◆ **To be done**: Rewrite the lines from the one with "engagement-stats: 76 Retweets" to the one with "tweet-card: Representative Norma", changing "Quote Tweets" to "Quotes" and leaving everything else as is.
----
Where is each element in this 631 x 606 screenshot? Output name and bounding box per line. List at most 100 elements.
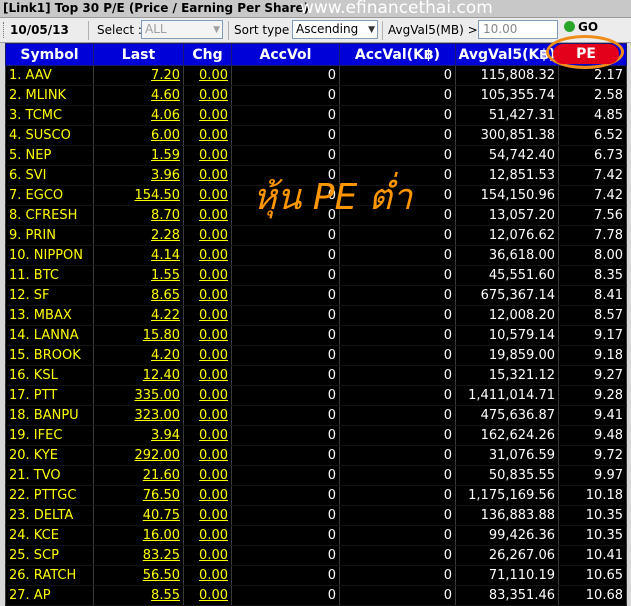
last-price-link[interactable]: 292.00 — [93, 445, 184, 466]
avgval5-cell: 162,624.26 — [455, 425, 559, 446]
last-price-link[interactable]: 3.96 — [93, 165, 184, 186]
change-link[interactable]: 0.00 — [183, 265, 232, 286]
change-link[interactable]: 0.00 — [183, 105, 232, 126]
select-dropdown[interactable]: ALL ▼ — [141, 20, 223, 39]
table-row[interactable]: 1. AAV 7.20 0.00 0 0 115,808.32 2.17 — [5, 65, 627, 86]
change-link[interactable]: 0.00 — [183, 505, 232, 526]
last-price-link[interactable]: 8.55 — [93, 585, 184, 606]
change-link[interactable]: 0.00 — [183, 565, 232, 586]
table-row[interactable]: 26. RATCH 56.50 0.00 0 0 71,110.19 10.65 — [5, 565, 627, 586]
avgval5-cell: 675,367.14 — [455, 285, 559, 306]
last-price-link[interactable]: 335.00 — [93, 385, 184, 406]
table-row[interactable]: 16. KSL 12.40 0.00 0 0 15,321.12 9.27 — [5, 365, 627, 386]
table-row[interactable]: 24. KCE 16.00 0.00 0 0 99,426.36 10.35 — [5, 525, 627, 546]
table-row[interactable]: 27. AP 8.55 0.00 0 0 83,351.46 10.68 — [5, 585, 627, 606]
last-price-link[interactable]: 1.55 — [93, 265, 184, 286]
toolbar-grip-icon[interactable] — [3, 22, 7, 38]
table-row[interactable]: 21. TVO 21.60 0.00 0 0 50,835.55 9.97 — [5, 465, 627, 486]
last-price-link[interactable]: 2.28 — [93, 225, 184, 246]
table-row[interactable]: 18. BANPU 323.00 0.00 0 0 475,636.87 9.41 — [5, 405, 627, 426]
sort-type-label: Sort type : — [234, 23, 298, 37]
change-link[interactable]: 0.00 — [183, 85, 232, 106]
table-row[interactable]: 12. SF 8.65 0.00 0 0 675,367.14 8.41 — [5, 285, 627, 306]
change-link[interactable]: 0.00 — [183, 485, 232, 506]
last-price-link[interactable]: 7.20 — [93, 65, 184, 86]
go-button-label: GO — [578, 20, 599, 34]
pe-cell: 9.41 — [558, 405, 627, 426]
table-row[interactable]: 23. DELTA 40.75 0.00 0 0 136,883.88 10.35 — [5, 505, 627, 526]
change-link[interactable]: 0.00 — [183, 65, 232, 86]
column-header-symbol[interactable]: Symbol — [5, 43, 94, 66]
last-price-link[interactable]: 8.65 — [93, 285, 184, 306]
last-price-link[interactable]: 40.75 — [93, 505, 184, 526]
avgval-filter-input[interactable]: 10.00 — [478, 20, 558, 39]
last-price-link[interactable]: 83.25 — [93, 545, 184, 566]
table-row[interactable]: 20. KYE 292.00 0.00 0 0 31,076.59 9.72 — [5, 445, 627, 466]
table-row[interactable]: 15. BROOK 4.20 0.00 0 0 19,859.00 9.18 — [5, 345, 627, 366]
last-price-link[interactable]: 4.22 — [93, 305, 184, 326]
change-link[interactable]: 0.00 — [183, 585, 232, 606]
table-row[interactable]: 17. PTT 335.00 0.00 0 0 1,411,014.71 9.28 — [5, 385, 627, 406]
last-price-link[interactable]: 12.40 — [93, 365, 184, 386]
change-link[interactable]: 0.00 — [183, 385, 232, 406]
change-link[interactable]: 0.00 — [183, 525, 232, 546]
last-price-link[interactable]: 21.60 — [93, 465, 184, 486]
avgval5-cell: 71,110.19 — [455, 565, 559, 586]
last-price-link[interactable]: 1.59 — [93, 145, 184, 166]
last-price-link[interactable]: 56.50 — [93, 565, 184, 586]
accvol-cell: 0 — [231, 125, 340, 146]
column-header-chg[interactable]: Chg — [183, 43, 232, 66]
change-link[interactable]: 0.00 — [183, 545, 232, 566]
change-link[interactable]: 0.00 — [183, 125, 232, 146]
table-row[interactable]: 4. SUSCO 6.00 0.00 0 0 300,851.38 6.52 — [5, 125, 627, 146]
change-link[interactable]: 0.00 — [183, 365, 232, 386]
accvol-cell: 0 — [231, 105, 340, 126]
table-row[interactable]: 22. PTTGC 76.50 0.00 0 0 1,175,169.56 10.18 — [5, 485, 627, 506]
column-header-accval[interactable]: AccVal(K฿) — [339, 43, 456, 66]
change-link[interactable]: 0.00 — [183, 345, 232, 366]
column-header-accvol[interactable]: AccVol — [231, 43, 340, 66]
table-row[interactable]: 3. TCMC 4.06 0.00 0 0 51,427.31 4.85 — [5, 105, 627, 126]
last-price-link[interactable]: 15.80 — [93, 325, 184, 346]
table-row[interactable]: 13. MBAX 4.22 0.00 0 0 12,008.20 8.57 — [5, 305, 627, 326]
last-price-link[interactable]: 76.50 — [93, 485, 184, 506]
last-price-link[interactable]: 4.14 — [93, 245, 184, 266]
change-link[interactable]: 0.00 — [183, 145, 232, 166]
last-price-link[interactable]: 3.94 — [93, 425, 184, 446]
pe-cell: 10.68 — [558, 585, 627, 606]
last-price-link[interactable]: 16.00 — [93, 525, 184, 546]
sort-type-dropdown[interactable]: Ascending ▼ — [292, 20, 378, 39]
last-price-link[interactable]: 154.50 — [93, 185, 184, 206]
change-link[interactable]: 0.00 — [183, 425, 232, 446]
table-row[interactable]: 19. IFEC 3.94 0.00 0 0 162,624.26 9.48 — [5, 425, 627, 446]
change-link[interactable]: 0.00 — [183, 185, 232, 206]
last-price-link[interactable]: 4.20 — [93, 345, 184, 366]
change-link[interactable]: 0.00 — [183, 225, 232, 246]
table-row[interactable]: 10. NIPPON 4.14 0.00 0 0 36,618.00 8.00 — [5, 245, 627, 266]
last-price-link[interactable]: 4.06 — [93, 105, 184, 126]
table-row[interactable]: 2. MLINK 4.60 0.00 0 0 105,355.74 2.58 — [5, 85, 627, 106]
accvol-cell: 0 — [231, 365, 340, 386]
table-row[interactable]: 5. NEP 1.59 0.00 0 0 54,742.40 6.73 — [5, 145, 627, 166]
last-price-link[interactable]: 323.00 — [93, 405, 184, 426]
change-link[interactable]: 0.00 — [183, 165, 232, 186]
table-row[interactable]: 25. SCP 83.25 0.00 0 0 26,267.06 10.41 — [5, 545, 627, 566]
pe-header-badge[interactable]: PE — [553, 44, 619, 64]
table-row[interactable]: 9. PRIN 2.28 0.00 0 0 12,076.62 7.78 — [5, 225, 627, 246]
table-row[interactable]: 11. BTC 1.55 0.00 0 0 45,551.60 8.35 — [5, 265, 627, 286]
change-link[interactable]: 0.00 — [183, 245, 232, 266]
change-link[interactable]: 0.00 — [183, 465, 232, 486]
last-price-link[interactable]: 6.00 — [93, 125, 184, 146]
pe-cell: 6.52 — [558, 125, 627, 146]
last-price-link[interactable]: 4.60 — [93, 85, 184, 106]
column-header-avgval5[interactable]: AvgVal5(K฿) — [455, 43, 559, 66]
last-price-link[interactable]: 8.70 — [93, 205, 184, 226]
change-link[interactable]: 0.00 — [183, 205, 232, 226]
change-link[interactable]: 0.00 — [183, 325, 232, 346]
change-link[interactable]: 0.00 — [183, 285, 232, 306]
change-link[interactable]: 0.00 — [183, 305, 232, 326]
column-header-last[interactable]: Last — [93, 43, 184, 66]
table-row[interactable]: 14. LANNA 15.80 0.00 0 0 10,579.14 9.17 — [5, 325, 627, 346]
change-link[interactable]: 0.00 — [183, 445, 232, 466]
change-link[interactable]: 0.00 — [183, 405, 232, 426]
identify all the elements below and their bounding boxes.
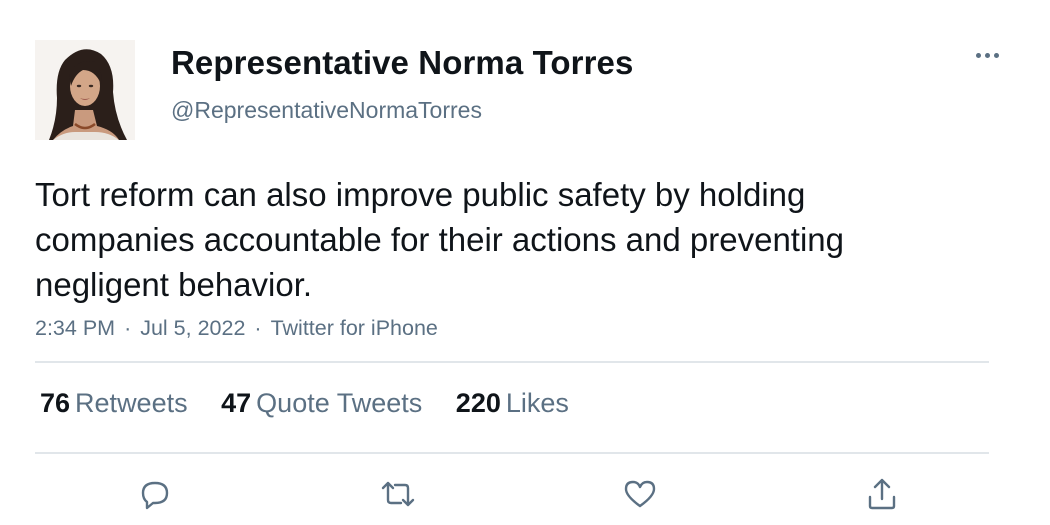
engagement-stats: 76 Retweets 47 Quote Tweets 220 Likes: [40, 388, 595, 419]
retweets-label: Retweets: [75, 388, 188, 418]
like-icon: [624, 480, 656, 508]
retweet-button[interactable]: [377, 473, 419, 515]
tweet-card: Representative Norma Torres @Representat…: [0, 0, 1050, 525]
likes-count: 220: [455, 388, 501, 418]
tweet-text: Tort reform can also improve public safe…: [35, 176, 844, 303]
retweets-count: 76: [40, 388, 71, 418]
quote-tweets-count: 47: [221, 388, 252, 418]
profile-photo-icon: [35, 40, 135, 140]
tweet-source[interactable]: Twitter for iPhone: [271, 316, 438, 341]
tweet-time[interactable]: 2:34 PM: [35, 316, 115, 341]
divider: [35, 361, 989, 363]
likes-stat[interactable]: 220 Likes: [456, 388, 569, 419]
quote-tweets-stat[interactable]: 47 Quote Tweets: [221, 388, 422, 419]
divider: [35, 452, 989, 454]
more-dot-icon: [994, 53, 999, 58]
more-dot-icon: [976, 53, 981, 58]
likes-label: Likes: [505, 388, 569, 418]
avatar[interactable]: [35, 40, 135, 140]
share-button[interactable]: [861, 473, 903, 515]
reply-button[interactable]: [134, 473, 176, 515]
more-options-button[interactable]: [968, 42, 1008, 70]
share-icon: [868, 478, 896, 510]
tweet-date[interactable]: Jul 5, 2022: [140, 316, 245, 341]
like-button[interactable]: [619, 473, 661, 515]
more-dot-icon: [985, 53, 990, 58]
retweets-stat[interactable]: 76 Retweets: [40, 388, 188, 419]
retweet-icon: [381, 481, 415, 507]
author-display-name[interactable]: Representative Norma Torres: [171, 44, 633, 82]
meta-separator: ·: [124, 316, 132, 340]
author-handle[interactable]: @RepresentativeNormaTorres: [171, 97, 482, 124]
quote-tweets-label: Quote Tweets: [256, 388, 423, 418]
reply-icon: [141, 481, 169, 510]
tweet-meta: 2:34 PM · Jul 5, 2022 · Twitter for iPho…: [35, 316, 438, 341]
meta-separator: ·: [254, 316, 262, 340]
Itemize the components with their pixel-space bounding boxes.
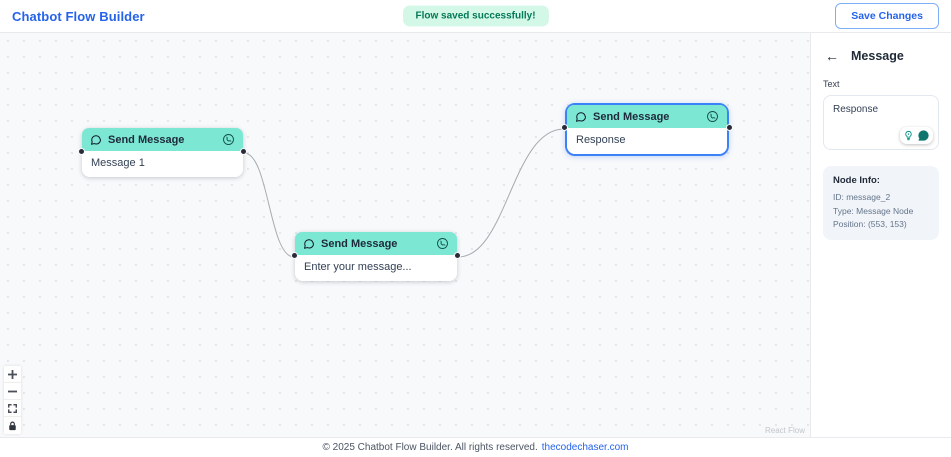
node-header-label: Send Message [593,110,670,123]
lock-icon [9,421,16,430]
main-area: Send Message Message 1 Send Message Ente… [0,33,951,437]
footer: © 2025 Chatbot Flow Builder. All rights … [0,437,951,457]
target-handle[interactable] [78,148,85,155]
fit-view-button[interactable] [4,400,21,417]
back-arrow-icon[interactable]: ← [825,49,839,63]
settings-panel: ← Message Text Response Node Info: ID: m… [810,33,951,437]
plus-icon [8,369,17,379]
react-flow-attribution[interactable]: React Flow [765,426,805,435]
whatsapp-icon [223,134,234,145]
flow-node-enter-message[interactable]: Send Message Enter your message... [291,232,461,281]
top-bar: Chatbot Flow Builder Flow saved successf… [0,0,951,33]
whatsapp-icon [707,111,718,122]
node-body-text: Enter your message... [295,255,457,281]
target-handle[interactable] [291,252,298,259]
flow-controls [4,366,21,434]
copyright-text: © 2025 Chatbot Flow Builder. All rights … [322,442,538,453]
chat-bubble-icon [91,134,102,145]
edge-node1-node2[interactable] [243,152,295,258]
settings-panel-header: ← Message [825,49,937,63]
flow-node-response-selected[interactable]: Send Message Response [561,103,733,156]
lock-button[interactable] [4,417,21,434]
zoom-out-button[interactable] [4,383,21,400]
page-title: Chatbot Flow Builder [12,8,145,24]
node-info-id: ID: message_2 [833,192,891,202]
node-info-type: Type: Message Node [833,205,914,216]
node-body-text: Message 1 [82,151,243,177]
target-handle[interactable] [561,124,568,131]
chat-bubble-icon [576,111,587,122]
flow-node-message-1[interactable]: Send Message Message 1 [78,128,247,177]
whatsapp-icon [437,238,448,249]
fit-view-icon [8,403,17,413]
zoom-in-button[interactable] [4,366,21,383]
toast-flow-saved: Flow saved successfully! [402,5,549,27]
app-root: Chatbot Flow Builder Flow saved successf… [0,0,951,457]
node-header: Send Message [567,105,727,128]
node-info-position: Position: (553, 153) [833,219,907,229]
source-handle[interactable] [454,252,461,259]
flow-canvas[interactable]: Send Message Message 1 Send Message Ente… [0,33,810,437]
chat-assistant-icon[interactable] [917,129,930,142]
node-header-label: Send Message [321,237,398,250]
minus-icon [8,390,17,392]
node-header: Send Message [82,128,243,151]
assistant-overlay [900,127,933,144]
lightbulb-icon[interactable] [903,130,914,141]
source-handle[interactable] [726,124,733,131]
node-header-label: Send Message [108,133,185,146]
text-field-label: Text [823,79,840,89]
settings-panel-title: Message [851,49,904,63]
message-text-container: Response [823,95,939,150]
footer-link[interactable]: thecodechaser.com [542,442,629,453]
node-info-heading: Node Info: [833,175,880,186]
source-handle[interactable] [240,148,247,155]
save-changes-button[interactable]: Save Changes [835,3,939,29]
node-body-text: Response [567,128,727,154]
node-info-card: Node Info: ID: message_2 Type: Message N… [823,166,939,240]
edge-node2-node3[interactable] [457,128,565,258]
node-header: Send Message [295,232,457,255]
chat-bubble-icon [304,238,315,249]
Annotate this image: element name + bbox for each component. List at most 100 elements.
----
◆ **Solution to this task**:
engagement-stats: 76 Retweets 47 Quotes 220 Likes: [40, 388, 595, 419]
retweets-label: Retweets: [75, 388, 188, 418]
like-icon: [624, 480, 656, 508]
retweet-button[interactable]: [377, 473, 419, 515]
tweet-card: Representative Norma Torres @Representat…: [0, 0, 1050, 525]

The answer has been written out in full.